:: Directions ::
The data must be written out once more, precisely as given.

:: Provided records ::
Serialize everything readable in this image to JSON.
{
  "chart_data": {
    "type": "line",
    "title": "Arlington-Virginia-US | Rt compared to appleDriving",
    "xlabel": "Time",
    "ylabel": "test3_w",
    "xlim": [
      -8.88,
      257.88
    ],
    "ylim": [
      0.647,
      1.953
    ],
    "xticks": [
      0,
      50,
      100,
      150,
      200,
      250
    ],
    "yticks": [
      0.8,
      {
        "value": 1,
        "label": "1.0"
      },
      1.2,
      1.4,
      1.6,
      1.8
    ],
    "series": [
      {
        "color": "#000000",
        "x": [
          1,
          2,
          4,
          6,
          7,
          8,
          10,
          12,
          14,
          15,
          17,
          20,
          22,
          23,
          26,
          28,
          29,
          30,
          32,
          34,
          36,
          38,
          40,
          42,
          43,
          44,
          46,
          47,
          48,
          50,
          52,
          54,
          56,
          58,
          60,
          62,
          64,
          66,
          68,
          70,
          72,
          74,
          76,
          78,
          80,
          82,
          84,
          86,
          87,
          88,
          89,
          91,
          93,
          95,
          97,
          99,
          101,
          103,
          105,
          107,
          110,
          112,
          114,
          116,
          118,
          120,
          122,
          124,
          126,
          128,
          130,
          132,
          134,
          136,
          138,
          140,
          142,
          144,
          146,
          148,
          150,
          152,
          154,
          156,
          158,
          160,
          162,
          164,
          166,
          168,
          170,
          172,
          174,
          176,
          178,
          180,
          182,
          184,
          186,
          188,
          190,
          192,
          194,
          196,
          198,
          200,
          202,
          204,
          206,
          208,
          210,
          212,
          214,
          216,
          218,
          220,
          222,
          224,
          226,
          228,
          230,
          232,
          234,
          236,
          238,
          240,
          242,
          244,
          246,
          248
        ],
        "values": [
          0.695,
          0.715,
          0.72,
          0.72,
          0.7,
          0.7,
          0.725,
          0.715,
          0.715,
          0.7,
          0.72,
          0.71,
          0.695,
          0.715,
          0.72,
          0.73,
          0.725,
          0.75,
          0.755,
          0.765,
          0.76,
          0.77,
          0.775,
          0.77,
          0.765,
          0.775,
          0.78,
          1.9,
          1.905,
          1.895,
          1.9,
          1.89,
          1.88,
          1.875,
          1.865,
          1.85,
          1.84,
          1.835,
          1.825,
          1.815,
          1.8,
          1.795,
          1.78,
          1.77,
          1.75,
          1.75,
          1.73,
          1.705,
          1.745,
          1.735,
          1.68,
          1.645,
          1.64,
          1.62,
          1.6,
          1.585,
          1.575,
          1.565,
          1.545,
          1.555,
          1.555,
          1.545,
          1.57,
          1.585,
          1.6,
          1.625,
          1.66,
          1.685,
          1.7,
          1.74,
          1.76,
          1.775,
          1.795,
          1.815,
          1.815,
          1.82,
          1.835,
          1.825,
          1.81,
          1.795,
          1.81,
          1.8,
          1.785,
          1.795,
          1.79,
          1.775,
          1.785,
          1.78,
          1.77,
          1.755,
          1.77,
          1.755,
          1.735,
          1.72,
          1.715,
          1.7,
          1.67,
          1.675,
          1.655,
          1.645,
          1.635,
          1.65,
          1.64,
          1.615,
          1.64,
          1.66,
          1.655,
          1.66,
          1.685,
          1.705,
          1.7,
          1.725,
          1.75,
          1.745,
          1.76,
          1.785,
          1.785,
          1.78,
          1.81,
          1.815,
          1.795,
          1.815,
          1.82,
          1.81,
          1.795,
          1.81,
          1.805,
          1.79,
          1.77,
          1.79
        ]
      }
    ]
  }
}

:: Task answer ::
Serialize everything readable in this image to JSON.
{
  "chart_data": {
    "type": "line",
    "title": "Arlington-Virginia-US | Rt compared to appleDriving",
    "xlabel": "Time",
    "ylabel": "test3_w",
    "xlim": [
      -8.88,
      257.88
    ],
    "ylim": [
      0.647,
      1.953
    ],
    "xticks": [
      0,
      50,
      100,
      150,
      200,
      250
    ],
    "yticks": [
      0.8,
      {
        "value": 1,
        "label": "1.0"
      },
      1.2,
      1.4,
      1.6,
      1.8
    ],
    "series": [
      {
        "color": "#000000",
        "x": [
          1,
          2,
          4,
          6,
          7,
          8,
          10,
          12,
          14,
          15,
          17,
          20,
          22,
          23,
          26,
          28,
          29,
          30,
          32,
          34,
          36,
          38,
          40,
          42,
          43,
          44,
          46,
          47,
          48,
          50,
          52,
          54,
          56,
          58,
          60,
          62,
          64,
          66,
          68,
          70,
          72,
          74,
          76,
          78,
          80,
          82,
          84,
          86,
          87,
          88,
          89,
          91,
          93,
          95,
          97,
          99,
          101,
          103,
          105,
          107,
          110,
          112,
          114,
          116,
          118,
          120,
          122,
          124,
          126,
          128,
          130,
          132,
          134,
          136,
          138,
          140,
          142,
          144,
          146,
          148,
          150,
          152,
          154,
          156,
          158,
          160,
          162,
          164,
          166,
          168,
          170,
          172,
          174,
          176,
          178,
          180,
          182,
          184,
          186,
          188,
          190,
          192,
          194,
          196,
          198,
          200,
          202,
          204,
          206,
          208,
          210,
          212,
          214,
          216,
          218,
          220,
          222,
          224,
          226,
          228,
          230,
          232,
          234,
          236,
          238,
          240,
          242,
          244,
          246,
          248
        ],
        "values": [
          0.695,
          0.715,
          0.72,
          0.72,
          0.7,
          0.7,
          0.725,
          0.715,
          0.715,
          0.7,
          0.72,
          0.71,
          0.695,
          0.715,
          0.72,
          0.73,
          0.725,
          0.75,
          0.755,
          0.765,
          0.76,
          0.77,
          0.775,
          0.77,
          0.765,
          0.775,
          0.78,
          1.9,
          1.905,
          1.895,
          1.9,
          1.89,
          1.88,
          1.875,
          1.865,
          1.85,
          1.84,
          1.835,
          1.825,
          1.815,
          1.8,
          1.795,
          1.78,
          1.77,
          1.75,
          1.75,
          1.73,
          1.705,
          1.745,
          1.735,
          1.68,
          1.645,
          1.64,
          1.62,
          1.6,
          1.585,
          1.575,
          1.565,
          1.545,
          1.555,
          1.555,
          1.545,
          1.57,
          1.585,
          1.6,
          1.625,
          1.66,
          1.685,
          1.7,
          1.74,
          1.76,
          1.775,
          1.795,
          1.815,
          1.815,
          1.82,
          1.835,
          1.825,
          1.81,
          1.795,
          1.81,
          1.8,
          1.785,
          1.795,
          1.79,
          1.775,
          1.785,
          1.78,
          1.77,
          1.755,
          1.77,
          1.755,
          1.735,
          1.72,
          1.715,
          1.7,
          1.67,
          1.675,
          1.655,
          1.645,
          1.635,
          1.65,
          1.64,
          1.615,
          1.64,
          1.66,
          1.655,
          1.66,
          1.685,
          1.705,
          1.7,
          1.725,
          1.75,
          1.745,
          1.76,
          1.785,
          1.785,
          1.78,
          1.81,
          1.815,
          1.795,
          1.815,
          1.82,
          1.81,
          1.795,
          1.81,
          1.805,
          1.79,
          1.77,
          1.79
        ]
      }
    ]
  }
}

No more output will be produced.